━━━━━ Data shown
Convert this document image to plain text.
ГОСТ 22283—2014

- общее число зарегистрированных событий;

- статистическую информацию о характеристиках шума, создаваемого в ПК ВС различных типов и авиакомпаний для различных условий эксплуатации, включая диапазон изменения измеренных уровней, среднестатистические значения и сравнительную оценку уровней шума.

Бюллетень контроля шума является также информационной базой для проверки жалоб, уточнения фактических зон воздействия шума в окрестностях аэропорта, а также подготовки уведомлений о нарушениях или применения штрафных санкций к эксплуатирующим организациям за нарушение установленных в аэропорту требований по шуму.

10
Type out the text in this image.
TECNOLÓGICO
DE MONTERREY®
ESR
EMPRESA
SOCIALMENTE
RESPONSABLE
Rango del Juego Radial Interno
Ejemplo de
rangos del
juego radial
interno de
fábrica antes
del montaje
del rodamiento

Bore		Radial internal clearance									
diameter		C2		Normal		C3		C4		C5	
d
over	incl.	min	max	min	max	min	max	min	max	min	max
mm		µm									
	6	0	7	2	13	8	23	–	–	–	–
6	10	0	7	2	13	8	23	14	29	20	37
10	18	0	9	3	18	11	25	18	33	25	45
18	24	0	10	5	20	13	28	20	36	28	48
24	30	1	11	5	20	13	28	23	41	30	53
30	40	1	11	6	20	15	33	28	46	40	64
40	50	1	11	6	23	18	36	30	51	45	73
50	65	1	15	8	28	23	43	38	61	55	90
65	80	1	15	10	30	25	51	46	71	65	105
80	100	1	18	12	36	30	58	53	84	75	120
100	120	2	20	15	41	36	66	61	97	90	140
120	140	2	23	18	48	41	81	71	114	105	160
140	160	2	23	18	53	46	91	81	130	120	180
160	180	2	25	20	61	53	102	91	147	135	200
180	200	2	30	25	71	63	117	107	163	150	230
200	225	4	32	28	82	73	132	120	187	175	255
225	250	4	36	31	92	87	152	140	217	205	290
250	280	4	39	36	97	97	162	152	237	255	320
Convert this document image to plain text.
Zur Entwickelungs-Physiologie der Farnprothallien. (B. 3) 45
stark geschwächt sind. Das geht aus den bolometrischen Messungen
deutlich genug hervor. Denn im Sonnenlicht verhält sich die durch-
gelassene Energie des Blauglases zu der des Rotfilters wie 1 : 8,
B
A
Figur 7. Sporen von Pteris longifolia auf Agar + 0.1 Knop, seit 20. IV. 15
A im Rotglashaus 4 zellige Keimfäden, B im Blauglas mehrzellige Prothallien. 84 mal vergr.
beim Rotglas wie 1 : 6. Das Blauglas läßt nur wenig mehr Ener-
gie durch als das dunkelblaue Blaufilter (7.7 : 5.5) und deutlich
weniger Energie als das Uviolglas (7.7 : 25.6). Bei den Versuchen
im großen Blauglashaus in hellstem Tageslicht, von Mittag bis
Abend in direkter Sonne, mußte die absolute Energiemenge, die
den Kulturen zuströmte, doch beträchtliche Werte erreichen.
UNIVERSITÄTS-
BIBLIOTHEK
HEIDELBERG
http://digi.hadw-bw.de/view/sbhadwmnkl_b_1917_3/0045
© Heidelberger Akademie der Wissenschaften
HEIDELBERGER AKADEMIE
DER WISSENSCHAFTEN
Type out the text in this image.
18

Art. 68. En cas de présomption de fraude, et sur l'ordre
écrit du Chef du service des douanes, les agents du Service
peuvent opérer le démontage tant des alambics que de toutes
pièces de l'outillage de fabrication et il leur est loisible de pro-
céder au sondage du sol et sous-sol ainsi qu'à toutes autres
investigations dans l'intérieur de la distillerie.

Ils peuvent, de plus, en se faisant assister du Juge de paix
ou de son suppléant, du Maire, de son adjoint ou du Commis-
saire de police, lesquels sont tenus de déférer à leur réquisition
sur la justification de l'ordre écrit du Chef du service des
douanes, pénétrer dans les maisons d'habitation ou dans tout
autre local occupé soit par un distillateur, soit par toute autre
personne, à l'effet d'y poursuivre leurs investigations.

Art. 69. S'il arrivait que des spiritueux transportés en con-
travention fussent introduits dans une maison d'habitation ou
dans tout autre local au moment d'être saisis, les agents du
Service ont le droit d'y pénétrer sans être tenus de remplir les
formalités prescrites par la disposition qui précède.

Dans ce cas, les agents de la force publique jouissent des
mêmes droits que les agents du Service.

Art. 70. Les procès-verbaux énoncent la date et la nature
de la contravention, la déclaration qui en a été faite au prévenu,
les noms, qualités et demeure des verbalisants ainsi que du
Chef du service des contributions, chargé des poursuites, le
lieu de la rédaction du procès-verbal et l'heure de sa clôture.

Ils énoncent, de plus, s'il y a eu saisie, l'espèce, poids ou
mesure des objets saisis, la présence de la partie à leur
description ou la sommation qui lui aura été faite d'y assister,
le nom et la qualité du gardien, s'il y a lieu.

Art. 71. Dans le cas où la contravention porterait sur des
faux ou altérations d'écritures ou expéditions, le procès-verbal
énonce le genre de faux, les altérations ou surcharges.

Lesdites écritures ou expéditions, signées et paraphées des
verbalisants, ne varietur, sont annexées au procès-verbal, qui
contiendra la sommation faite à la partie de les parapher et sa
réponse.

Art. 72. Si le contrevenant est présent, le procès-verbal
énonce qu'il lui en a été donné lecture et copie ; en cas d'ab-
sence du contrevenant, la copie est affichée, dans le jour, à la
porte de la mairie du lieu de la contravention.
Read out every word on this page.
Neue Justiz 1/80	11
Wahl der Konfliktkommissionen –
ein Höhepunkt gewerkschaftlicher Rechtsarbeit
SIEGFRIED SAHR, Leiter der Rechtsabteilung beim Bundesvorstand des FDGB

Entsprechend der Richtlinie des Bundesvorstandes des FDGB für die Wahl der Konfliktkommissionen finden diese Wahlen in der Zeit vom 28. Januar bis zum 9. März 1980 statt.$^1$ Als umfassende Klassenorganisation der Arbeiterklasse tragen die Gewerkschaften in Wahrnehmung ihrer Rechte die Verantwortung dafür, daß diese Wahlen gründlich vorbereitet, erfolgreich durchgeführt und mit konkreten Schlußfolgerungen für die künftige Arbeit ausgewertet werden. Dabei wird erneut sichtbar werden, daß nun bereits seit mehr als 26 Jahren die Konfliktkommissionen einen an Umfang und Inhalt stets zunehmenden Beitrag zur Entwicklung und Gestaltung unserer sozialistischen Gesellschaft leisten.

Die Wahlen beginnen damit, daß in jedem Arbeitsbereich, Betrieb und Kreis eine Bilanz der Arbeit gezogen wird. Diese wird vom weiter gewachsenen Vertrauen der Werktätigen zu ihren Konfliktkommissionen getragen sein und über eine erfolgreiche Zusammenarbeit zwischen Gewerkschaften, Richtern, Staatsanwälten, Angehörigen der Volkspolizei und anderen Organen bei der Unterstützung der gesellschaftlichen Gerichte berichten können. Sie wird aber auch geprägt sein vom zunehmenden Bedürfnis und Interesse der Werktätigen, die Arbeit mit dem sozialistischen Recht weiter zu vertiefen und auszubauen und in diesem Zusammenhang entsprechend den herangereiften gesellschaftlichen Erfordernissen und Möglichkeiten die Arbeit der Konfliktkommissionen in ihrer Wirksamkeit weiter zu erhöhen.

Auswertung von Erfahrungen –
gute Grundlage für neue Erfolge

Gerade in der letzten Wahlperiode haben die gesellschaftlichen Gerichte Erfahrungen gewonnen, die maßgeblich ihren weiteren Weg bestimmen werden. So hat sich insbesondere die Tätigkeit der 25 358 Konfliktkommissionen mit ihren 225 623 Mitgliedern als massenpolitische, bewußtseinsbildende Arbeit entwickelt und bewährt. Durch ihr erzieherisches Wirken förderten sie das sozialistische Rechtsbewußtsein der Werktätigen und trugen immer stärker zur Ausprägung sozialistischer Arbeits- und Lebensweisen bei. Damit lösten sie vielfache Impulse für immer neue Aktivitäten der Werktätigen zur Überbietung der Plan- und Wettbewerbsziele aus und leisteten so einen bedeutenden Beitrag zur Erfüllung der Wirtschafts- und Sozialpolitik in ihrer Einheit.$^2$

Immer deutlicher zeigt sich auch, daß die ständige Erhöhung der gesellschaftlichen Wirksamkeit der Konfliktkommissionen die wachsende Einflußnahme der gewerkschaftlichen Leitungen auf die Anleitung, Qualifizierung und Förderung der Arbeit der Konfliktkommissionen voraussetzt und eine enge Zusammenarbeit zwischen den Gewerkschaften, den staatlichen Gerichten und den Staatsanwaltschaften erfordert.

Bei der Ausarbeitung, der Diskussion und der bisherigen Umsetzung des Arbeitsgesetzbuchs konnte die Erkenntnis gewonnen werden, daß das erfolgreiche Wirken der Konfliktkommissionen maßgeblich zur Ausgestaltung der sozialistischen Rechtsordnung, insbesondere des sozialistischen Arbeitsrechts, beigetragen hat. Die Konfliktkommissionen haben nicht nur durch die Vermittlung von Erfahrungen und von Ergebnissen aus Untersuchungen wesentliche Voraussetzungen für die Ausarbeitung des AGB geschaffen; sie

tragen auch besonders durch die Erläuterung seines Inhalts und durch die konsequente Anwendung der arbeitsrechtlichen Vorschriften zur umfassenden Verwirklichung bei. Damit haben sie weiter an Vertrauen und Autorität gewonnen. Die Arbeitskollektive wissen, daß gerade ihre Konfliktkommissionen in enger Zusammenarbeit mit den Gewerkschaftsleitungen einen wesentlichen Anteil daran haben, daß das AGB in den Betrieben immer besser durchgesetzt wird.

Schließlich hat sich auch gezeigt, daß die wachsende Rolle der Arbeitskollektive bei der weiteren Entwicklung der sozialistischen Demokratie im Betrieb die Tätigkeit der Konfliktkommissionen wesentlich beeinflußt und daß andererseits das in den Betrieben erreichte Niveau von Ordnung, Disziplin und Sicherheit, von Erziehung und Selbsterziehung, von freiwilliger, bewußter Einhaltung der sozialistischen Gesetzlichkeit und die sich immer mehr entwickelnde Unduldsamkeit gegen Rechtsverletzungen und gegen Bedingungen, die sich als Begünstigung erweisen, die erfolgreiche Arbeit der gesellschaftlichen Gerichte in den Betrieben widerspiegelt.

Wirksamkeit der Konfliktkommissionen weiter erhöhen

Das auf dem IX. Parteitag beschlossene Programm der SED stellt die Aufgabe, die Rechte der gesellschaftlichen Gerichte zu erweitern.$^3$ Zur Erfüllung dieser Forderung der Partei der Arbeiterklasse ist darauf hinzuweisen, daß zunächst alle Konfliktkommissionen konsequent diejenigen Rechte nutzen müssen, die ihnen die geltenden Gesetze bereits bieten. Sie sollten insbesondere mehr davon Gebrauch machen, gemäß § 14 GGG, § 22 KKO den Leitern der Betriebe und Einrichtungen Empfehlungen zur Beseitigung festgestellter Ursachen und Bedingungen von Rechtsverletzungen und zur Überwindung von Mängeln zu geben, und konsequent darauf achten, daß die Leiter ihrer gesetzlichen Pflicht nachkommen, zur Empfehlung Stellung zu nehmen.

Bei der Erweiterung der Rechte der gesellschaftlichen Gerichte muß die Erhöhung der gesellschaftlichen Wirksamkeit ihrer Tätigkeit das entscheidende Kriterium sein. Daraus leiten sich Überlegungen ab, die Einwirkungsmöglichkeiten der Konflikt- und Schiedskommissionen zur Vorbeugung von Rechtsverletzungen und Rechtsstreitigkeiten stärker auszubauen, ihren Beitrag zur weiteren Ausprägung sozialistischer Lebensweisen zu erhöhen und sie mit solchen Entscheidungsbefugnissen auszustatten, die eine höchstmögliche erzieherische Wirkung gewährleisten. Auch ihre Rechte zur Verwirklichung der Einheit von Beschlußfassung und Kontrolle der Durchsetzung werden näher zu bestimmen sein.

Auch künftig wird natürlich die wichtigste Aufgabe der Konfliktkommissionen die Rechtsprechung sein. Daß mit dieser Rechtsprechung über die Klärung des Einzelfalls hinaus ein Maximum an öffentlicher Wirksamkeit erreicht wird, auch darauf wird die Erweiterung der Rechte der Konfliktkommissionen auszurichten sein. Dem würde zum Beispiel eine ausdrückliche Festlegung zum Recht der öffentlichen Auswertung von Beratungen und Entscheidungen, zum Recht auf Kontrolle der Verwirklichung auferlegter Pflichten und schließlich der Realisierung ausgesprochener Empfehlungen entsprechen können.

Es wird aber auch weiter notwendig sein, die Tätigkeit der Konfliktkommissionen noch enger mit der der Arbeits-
━━━━━━━━━━
→ Short task
Copy each line of the records containing the string "écritures".

→ Response
faux ou altérations d'écritures ou expéditions, le procès-verbal
Lesdites écritures ou expéditions, signées et paraphées des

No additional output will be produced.